**Data listing**
*****

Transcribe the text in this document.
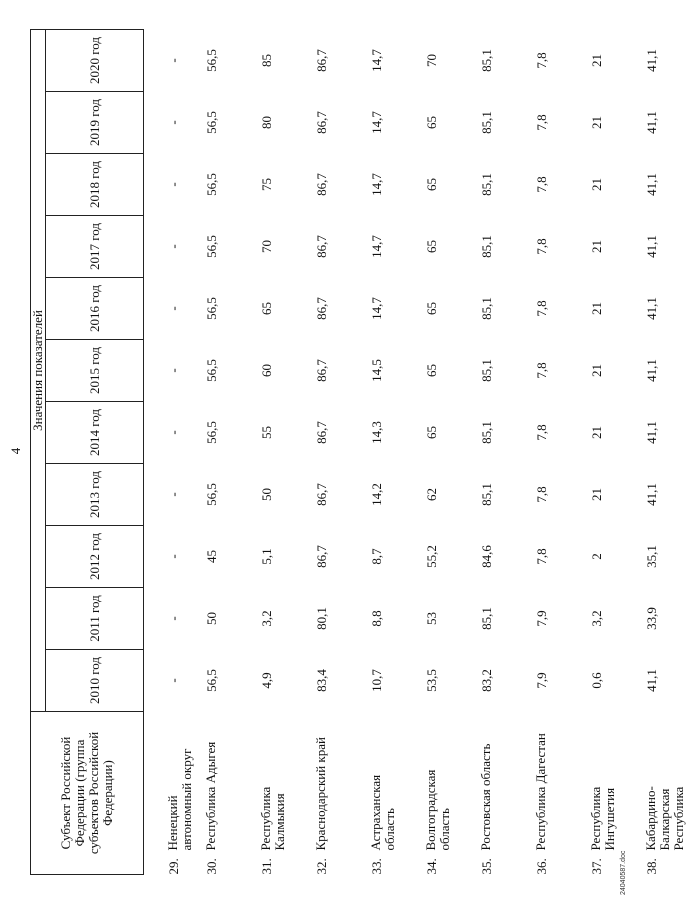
4
Субъект Российской Федерации (группа субъектов Российской Федерации)	Значения показателей										
	2010 год	2011 год	2012 год	2013 год	2014 год	2015 год	2016 год	2017 год	2018 год	2019 год	2020 год
29.Ненецкий автономный округ	-	-	-	-	-	-	-	-	-	-	-
30.Республика Адыгея	56,5	50	45	56,5	56,5	56,5	56,5	56,5	56,5	56,5	56,5
31.Республика Калмыкия	4,9	3,2	5,1	50	55	60	65	70	75	80	85
32.Краснодарский край	83,4	80,1	86,7	86,7	86,7	86,7	86,7	86,7	86,7	86,7	86,7
33.Астраханская область	10,7	8,8	8,7	14,2	14,3	14,5	14,7	14,7	14,7	14,7	14,7
34.Волгоградская область	53,5	53	55,2	62	65	65	65	65	65	65	70
35.Ростовская область	83,2	85,1	84,6	85,1	85,1	85,1	85,1	85,1	85,1	85,1	85,1
36.Республика Дагестан	7,9	7,9	7,8	7,8	7,8	7,8	7,8	7,8	7,8	7,8	7,8
37.Республика Ингушетия	0,6	3,2	2	21	21	21	21	21	21	21	21
38.Кабардино-Балкарская Республика	41,1	33,9	35,1	41,1	41,1	41,1	41,1	41,1	41,1	41,1	41,1
24040587.doc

*****

**Stated goal**
Copy all of the entries verbatim, leaving out any pictures they contain.

**Result of this task**
Transcribe the text in this document.
4
Субъект Российской Федерации (группа субъектов Российской Федерации)	Значения показателей										
	2010 год	2011 год	2012 год	2013 год	2014 год	2015 год	2016 год	2017 год	2018 год	2019 год	2020 год
29.Ненецкий автономный округ	-	-	-	-	-	-	-	-	-	-	-
30.Республика Адыгея	56,5	50	45	56,5	56,5	56,5	56,5	56,5	56,5	56,5	56,5
31.Республика Калмыкия	4,9	3,2	5,1	50	55	60	65	70	75	80	85
32.Краснодарский край	83,4	80,1	86,7	86,7	86,7	86,7	86,7	86,7	86,7	86,7	86,7
33.Астраханская область	10,7	8,8	8,7	14,2	14,3	14,5	14,7	14,7	14,7	14,7	14,7
34.Волгоградская область	53,5	53	55,2	62	65	65	65	65	65	65	70
35.Ростовская область	83,2	85,1	84,6	85,1	85,1	85,1	85,1	85,1	85,1	85,1	85,1
36.Республика Дагестан	7,9	7,9	7,8	7,8	7,8	7,8	7,8	7,8	7,8	7,8	7,8
37.Республика Ингушетия	0,6	3,2	2	21	21	21	21	21	21	21	21
38.Кабардино-Балкарская Республика	41,1	33,9	35,1	41,1	41,1	41,1	41,1	41,1	41,1	41,1	41,1
24040587.doc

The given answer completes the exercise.